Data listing
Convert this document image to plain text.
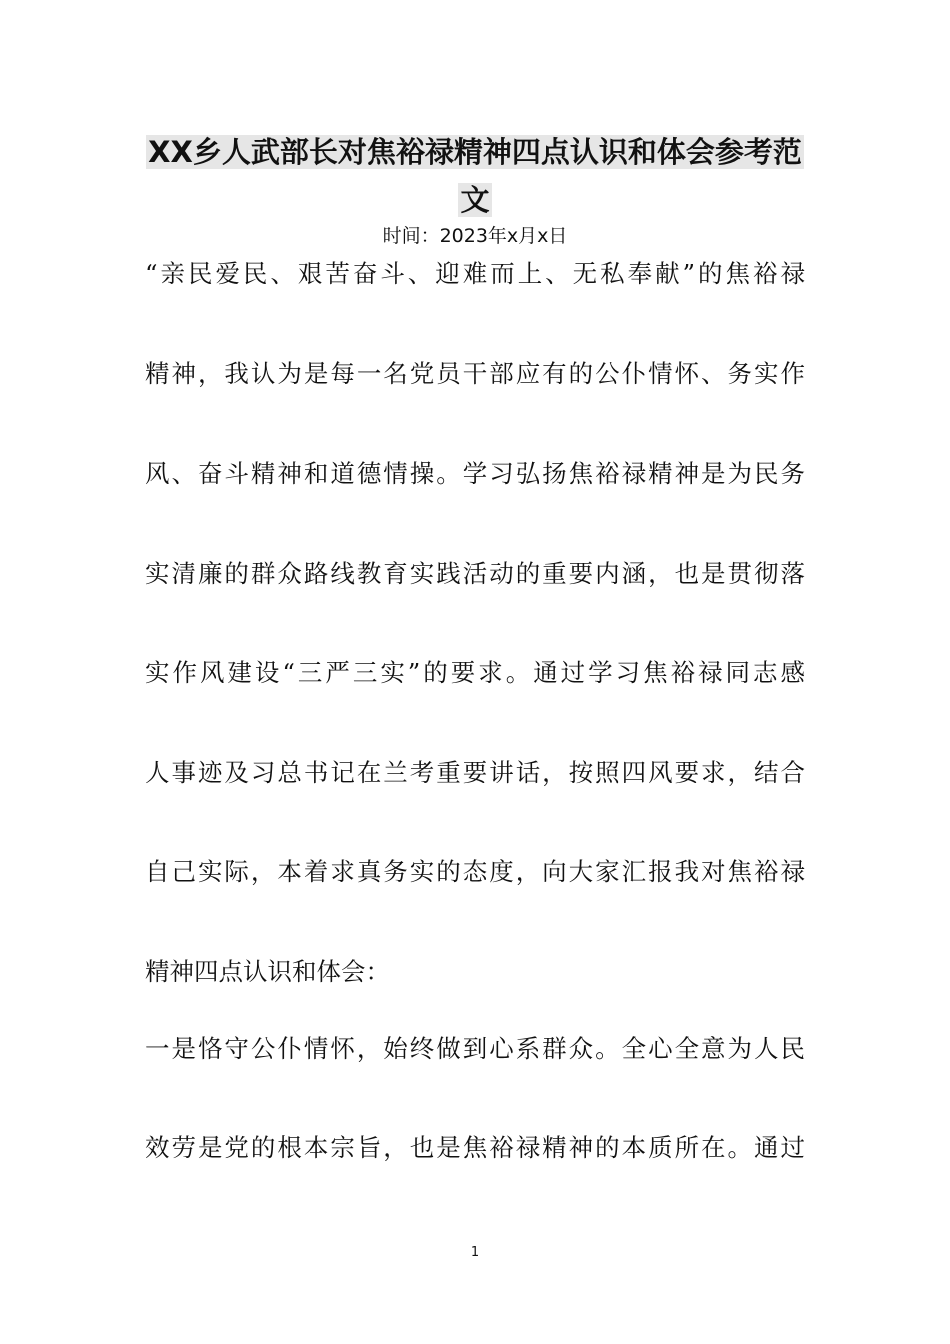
XX乡人武部长对焦裕禄精神四点认识和体会参考范
文
时间：2023年x月x日
“亲民爱民、艰苦奋斗、迎难而上、无私奉献”的焦裕禄
精神，我认为是每一名党员干部应有的公仆情怀、务实作
风、奋斗精神和道德情操。学习弘扬焦裕禄精神是为民务
实清廉的群众路线教育实践活动的重要内涵，也是贯彻落
实作风建设“三严三实”的要求。通过学习焦裕禄同志感
人事迹及习总书记在兰考重要讲话，按照四风要求，结合
自己实际，本着求真务实的态度，向大家汇报我对焦裕禄
精神四点认识和体会：
一是恪守公仆情怀，始终做到心系群众。全心全意为人民
效劳是党的根本宗旨，也是焦裕禄精神的本质所在。通过
1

◆ **Aim**: Output each line exactly; omit every picture.

◆ **Reply**:
Convert this document image to plain text.
XX乡人武部长对焦裕禄精神四点认识和体会参考范
文
时间：2023年x月x日
“亲民爱民、艰苦奋斗、迎难而上、无私奉献”的焦裕禄
精神，我认为是每一名党员干部应有的公仆情怀、务实作
风、奋斗精神和道德情操。学习弘扬焦裕禄精神是为民务
实清廉的群众路线教育实践活动的重要内涵，也是贯彻落
实作风建设“三严三实”的要求。通过学习焦裕禄同志感
人事迹及习总书记在兰考重要讲话，按照四风要求，结合
自己实际，本着求真务实的态度，向大家汇报我对焦裕禄
精神四点认识和体会：
一是恪守公仆情怀，始终做到心系群众。全心全意为人民
效劳是党的根本宗旨，也是焦裕禄精神的本质所在。通过
1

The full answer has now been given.